### Requirements
Quote every line of the material beneath this one.

### Material supplied

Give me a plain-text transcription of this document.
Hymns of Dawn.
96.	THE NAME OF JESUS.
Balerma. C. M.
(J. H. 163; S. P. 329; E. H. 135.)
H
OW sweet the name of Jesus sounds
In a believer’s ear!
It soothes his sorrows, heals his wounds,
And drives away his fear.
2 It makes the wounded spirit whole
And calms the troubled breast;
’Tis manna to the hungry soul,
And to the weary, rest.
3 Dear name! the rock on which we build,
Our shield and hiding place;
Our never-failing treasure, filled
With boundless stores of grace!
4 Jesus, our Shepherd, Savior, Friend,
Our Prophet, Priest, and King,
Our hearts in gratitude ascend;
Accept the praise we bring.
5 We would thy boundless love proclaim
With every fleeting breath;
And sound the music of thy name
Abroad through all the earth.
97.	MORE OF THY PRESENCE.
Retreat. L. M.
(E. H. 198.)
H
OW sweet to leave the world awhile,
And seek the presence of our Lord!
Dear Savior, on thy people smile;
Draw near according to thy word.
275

### Reply
Give me a plain-text transcription of this document.
Hymns of Dawn.
96.	THE NAME OF JESUS.
Balerma. C. M.
(J. H. 163; S. P. 329; E. H. 135.)
H
OW sweet the name of Jesus sounds
In a believer’s ear!
It soothes his sorrows, heals his wounds,
And drives away his fear.
2 It makes the wounded spirit whole
And calms the troubled breast;
’Tis manna to the hungry soul,
And to the weary, rest.
3 Dear name! the rock on which we build,
Our shield and hiding place;
Our never-failing treasure, filled
With boundless stores of grace!
4 Jesus, our Shepherd, Savior, Friend,
Our Prophet, Priest, and King,
Our hearts in gratitude ascend;
Accept the praise we bring.
5 We would thy boundless love proclaim
With every fleeting breath;
And sound the music of thy name
Abroad through all the earth.
97.	MORE OF THY PRESENCE.
Retreat. L. M.
(E. H. 198.)
H
OW sweet to leave the world awhile,
And seek the presence of our Lord!
Dear Savior, on thy people smile;
Draw near according to thy word.
275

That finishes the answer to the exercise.